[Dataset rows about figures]
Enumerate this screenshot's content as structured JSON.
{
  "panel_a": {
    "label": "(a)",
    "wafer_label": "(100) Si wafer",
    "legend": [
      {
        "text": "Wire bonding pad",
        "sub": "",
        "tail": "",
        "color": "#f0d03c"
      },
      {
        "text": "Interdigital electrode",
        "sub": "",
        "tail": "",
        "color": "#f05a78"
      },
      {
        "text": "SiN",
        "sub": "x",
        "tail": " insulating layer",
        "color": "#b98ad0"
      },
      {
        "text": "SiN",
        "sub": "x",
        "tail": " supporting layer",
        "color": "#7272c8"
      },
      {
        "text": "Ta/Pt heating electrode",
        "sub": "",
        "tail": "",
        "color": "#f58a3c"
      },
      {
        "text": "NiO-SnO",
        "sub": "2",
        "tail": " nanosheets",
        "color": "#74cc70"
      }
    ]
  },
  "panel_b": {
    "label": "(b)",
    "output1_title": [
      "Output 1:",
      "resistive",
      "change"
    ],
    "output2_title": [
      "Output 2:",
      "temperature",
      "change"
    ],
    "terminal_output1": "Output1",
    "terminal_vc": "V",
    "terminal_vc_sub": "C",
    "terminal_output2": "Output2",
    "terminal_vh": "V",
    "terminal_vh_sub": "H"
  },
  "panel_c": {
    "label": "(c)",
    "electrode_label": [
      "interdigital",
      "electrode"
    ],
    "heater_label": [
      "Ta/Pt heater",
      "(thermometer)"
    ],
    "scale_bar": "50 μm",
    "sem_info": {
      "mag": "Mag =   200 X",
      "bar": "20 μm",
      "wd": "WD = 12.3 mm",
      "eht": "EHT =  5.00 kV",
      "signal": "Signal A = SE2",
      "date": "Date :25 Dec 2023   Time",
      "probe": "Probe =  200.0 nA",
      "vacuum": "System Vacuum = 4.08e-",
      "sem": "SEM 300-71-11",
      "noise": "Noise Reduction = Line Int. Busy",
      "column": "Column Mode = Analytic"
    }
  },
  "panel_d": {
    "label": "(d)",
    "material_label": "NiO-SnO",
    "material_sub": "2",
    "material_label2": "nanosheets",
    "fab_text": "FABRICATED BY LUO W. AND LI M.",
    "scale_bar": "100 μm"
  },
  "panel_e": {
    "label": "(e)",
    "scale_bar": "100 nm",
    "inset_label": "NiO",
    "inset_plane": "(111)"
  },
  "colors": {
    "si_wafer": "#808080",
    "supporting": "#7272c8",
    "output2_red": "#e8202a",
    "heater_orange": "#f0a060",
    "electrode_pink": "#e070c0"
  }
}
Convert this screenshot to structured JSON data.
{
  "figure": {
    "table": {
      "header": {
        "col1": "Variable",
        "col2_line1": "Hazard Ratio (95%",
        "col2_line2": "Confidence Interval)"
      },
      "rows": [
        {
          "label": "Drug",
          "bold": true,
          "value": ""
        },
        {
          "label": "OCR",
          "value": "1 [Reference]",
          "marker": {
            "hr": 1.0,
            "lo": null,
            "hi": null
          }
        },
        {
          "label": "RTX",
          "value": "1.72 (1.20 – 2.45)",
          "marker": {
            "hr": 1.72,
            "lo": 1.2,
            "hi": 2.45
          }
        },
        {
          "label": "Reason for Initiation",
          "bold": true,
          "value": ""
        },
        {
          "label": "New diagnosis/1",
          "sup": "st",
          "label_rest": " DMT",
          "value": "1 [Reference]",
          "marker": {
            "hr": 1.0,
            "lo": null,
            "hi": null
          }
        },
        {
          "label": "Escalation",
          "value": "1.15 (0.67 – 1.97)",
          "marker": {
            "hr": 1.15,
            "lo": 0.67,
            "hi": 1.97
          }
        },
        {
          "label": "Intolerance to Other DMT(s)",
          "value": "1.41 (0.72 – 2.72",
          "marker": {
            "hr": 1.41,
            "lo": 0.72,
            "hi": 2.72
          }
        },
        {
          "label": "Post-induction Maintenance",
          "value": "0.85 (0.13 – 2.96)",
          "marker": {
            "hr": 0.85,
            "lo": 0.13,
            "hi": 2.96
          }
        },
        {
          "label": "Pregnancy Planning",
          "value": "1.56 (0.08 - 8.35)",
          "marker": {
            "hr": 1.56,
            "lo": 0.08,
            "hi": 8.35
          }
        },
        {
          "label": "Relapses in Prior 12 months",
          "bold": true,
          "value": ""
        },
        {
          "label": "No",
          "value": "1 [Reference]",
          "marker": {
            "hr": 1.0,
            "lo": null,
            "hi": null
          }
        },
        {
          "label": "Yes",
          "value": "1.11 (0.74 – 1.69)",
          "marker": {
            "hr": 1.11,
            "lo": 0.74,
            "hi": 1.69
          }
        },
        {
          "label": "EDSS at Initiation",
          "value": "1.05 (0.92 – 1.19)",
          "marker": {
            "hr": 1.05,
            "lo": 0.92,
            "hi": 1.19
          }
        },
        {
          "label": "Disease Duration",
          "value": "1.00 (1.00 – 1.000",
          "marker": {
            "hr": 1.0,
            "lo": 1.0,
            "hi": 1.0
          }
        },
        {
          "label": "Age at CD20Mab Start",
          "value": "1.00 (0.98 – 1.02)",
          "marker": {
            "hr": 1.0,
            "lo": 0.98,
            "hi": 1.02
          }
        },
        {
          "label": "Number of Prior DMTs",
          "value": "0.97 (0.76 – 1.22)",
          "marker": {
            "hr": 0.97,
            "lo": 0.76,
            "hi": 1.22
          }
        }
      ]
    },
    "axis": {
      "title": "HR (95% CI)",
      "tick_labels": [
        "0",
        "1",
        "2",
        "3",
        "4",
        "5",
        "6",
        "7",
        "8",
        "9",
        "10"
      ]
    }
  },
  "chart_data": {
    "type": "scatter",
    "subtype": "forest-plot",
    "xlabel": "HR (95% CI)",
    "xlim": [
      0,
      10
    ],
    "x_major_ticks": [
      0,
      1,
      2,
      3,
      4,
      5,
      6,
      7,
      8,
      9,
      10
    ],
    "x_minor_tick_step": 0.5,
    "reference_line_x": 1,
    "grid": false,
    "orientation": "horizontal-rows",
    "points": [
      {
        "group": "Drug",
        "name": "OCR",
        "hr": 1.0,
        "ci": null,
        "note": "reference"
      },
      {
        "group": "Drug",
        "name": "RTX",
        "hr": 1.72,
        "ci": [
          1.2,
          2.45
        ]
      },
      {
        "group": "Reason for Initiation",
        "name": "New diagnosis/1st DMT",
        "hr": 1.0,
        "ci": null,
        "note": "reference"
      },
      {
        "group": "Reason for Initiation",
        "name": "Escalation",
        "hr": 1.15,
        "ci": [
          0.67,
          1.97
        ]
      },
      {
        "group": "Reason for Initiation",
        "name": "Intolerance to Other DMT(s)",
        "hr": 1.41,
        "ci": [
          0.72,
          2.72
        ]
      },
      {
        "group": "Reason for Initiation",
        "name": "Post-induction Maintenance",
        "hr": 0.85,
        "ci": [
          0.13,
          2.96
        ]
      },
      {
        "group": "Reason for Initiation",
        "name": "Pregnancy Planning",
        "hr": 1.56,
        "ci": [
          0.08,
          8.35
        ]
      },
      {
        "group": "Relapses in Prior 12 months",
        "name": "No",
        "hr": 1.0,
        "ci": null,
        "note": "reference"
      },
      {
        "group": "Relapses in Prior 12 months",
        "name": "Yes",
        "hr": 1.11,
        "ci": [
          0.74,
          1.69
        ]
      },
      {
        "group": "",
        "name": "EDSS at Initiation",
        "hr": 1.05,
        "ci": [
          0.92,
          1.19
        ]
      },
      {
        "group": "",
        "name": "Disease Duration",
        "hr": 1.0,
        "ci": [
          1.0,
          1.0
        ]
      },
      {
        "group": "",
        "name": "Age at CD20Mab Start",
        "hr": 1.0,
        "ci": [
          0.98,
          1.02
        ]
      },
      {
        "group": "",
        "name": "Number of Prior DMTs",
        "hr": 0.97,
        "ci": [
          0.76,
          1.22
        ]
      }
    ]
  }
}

- _Exercise directions_
From the entries above, collect every line with the string "Duration" in it.

- _Expected output_
          "label": "Disease Duration",
        "name": "Disease Duration",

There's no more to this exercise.